- REQUIREMENTS
Word for word, quote all of the material, omitting the pictures.

- DATA ENTRIES
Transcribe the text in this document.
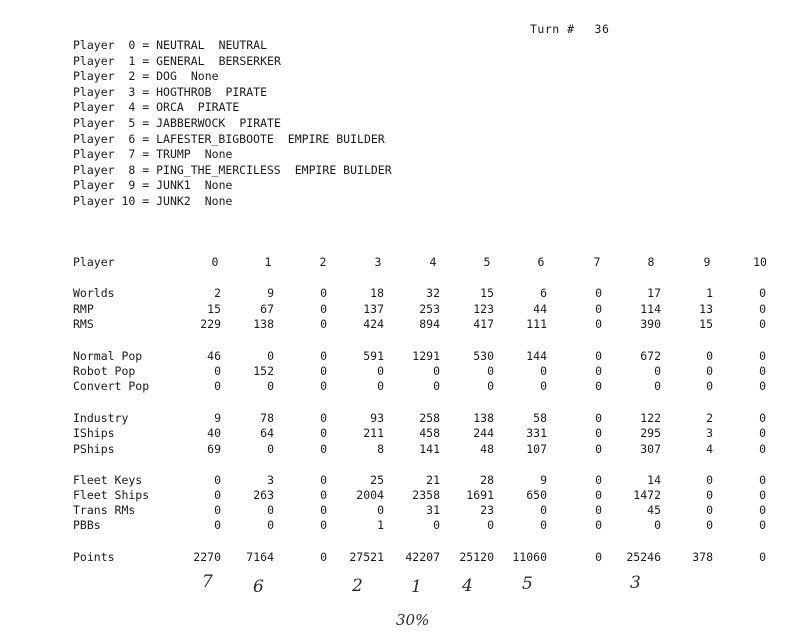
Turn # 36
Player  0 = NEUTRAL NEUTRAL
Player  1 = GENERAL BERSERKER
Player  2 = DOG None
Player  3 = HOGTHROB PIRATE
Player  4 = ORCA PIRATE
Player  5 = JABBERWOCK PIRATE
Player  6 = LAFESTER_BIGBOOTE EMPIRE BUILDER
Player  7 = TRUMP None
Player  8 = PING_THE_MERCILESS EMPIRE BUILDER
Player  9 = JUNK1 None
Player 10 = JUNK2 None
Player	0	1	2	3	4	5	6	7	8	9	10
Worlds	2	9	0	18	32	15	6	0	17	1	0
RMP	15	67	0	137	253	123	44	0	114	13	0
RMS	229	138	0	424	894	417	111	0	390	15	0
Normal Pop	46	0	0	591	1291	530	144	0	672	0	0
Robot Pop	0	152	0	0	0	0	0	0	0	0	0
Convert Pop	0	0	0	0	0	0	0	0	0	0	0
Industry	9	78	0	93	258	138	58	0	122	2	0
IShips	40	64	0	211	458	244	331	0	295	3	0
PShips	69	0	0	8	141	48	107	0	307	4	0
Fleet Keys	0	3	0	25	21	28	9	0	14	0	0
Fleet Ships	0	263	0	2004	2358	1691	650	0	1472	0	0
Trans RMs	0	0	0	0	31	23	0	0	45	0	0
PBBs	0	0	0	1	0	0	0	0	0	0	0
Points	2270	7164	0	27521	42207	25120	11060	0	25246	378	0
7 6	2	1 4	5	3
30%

- TASK OUTPUT
Transcribe the text in this document.
Turn # 36
Player  0 = NEUTRAL NEUTRAL
Player  1 = GENERAL BERSERKER
Player  2 = DOG None
Player  3 = HOGTHROB PIRATE
Player  4 = ORCA PIRATE
Player  5 = JABBERWOCK PIRATE
Player  6 = LAFESTER_BIGBOOTE EMPIRE BUILDER
Player  7 = TRUMP None
Player  8 = PING_THE_MERCILESS EMPIRE BUILDER
Player  9 = JUNK1 None
Player 10 = JUNK2 None
Player	0	1	2	3	4	5	6	7	8	9	10
Worlds	2	9	0	18	32	15	6	0	17	1	0
RMP	15	67	0	137	253	123	44	0	114	13	0
RMS	229	138	0	424	894	417	111	0	390	15	0
Normal Pop	46	0	0	591	1291	530	144	0	672	0	0
Robot Pop	0	152	0	0	0	0	0	0	0	0	0
Convert Pop	0	0	0	0	0	0	0	0	0	0	0
Industry	9	78	0	93	258	138	58	0	122	2	0
IShips	40	64	0	211	458	244	331	0	295	3	0
PShips	69	0	0	8	141	48	107	0	307	4	0
Fleet Keys	0	3	0	25	21	28	9	0	14	0	0
Fleet Ships	0	263	0	2004	2358	1691	650	0	1472	0	0
Trans RMs	0	0	0	0	31	23	0	0	45	0	0
PBBs	0	0	0	1	0	0	0	0	0	0	0
Points	2270	7164	0	27521	42207	25120	11060	0	25246	378	0
7 6	2	1 4	5	3
30%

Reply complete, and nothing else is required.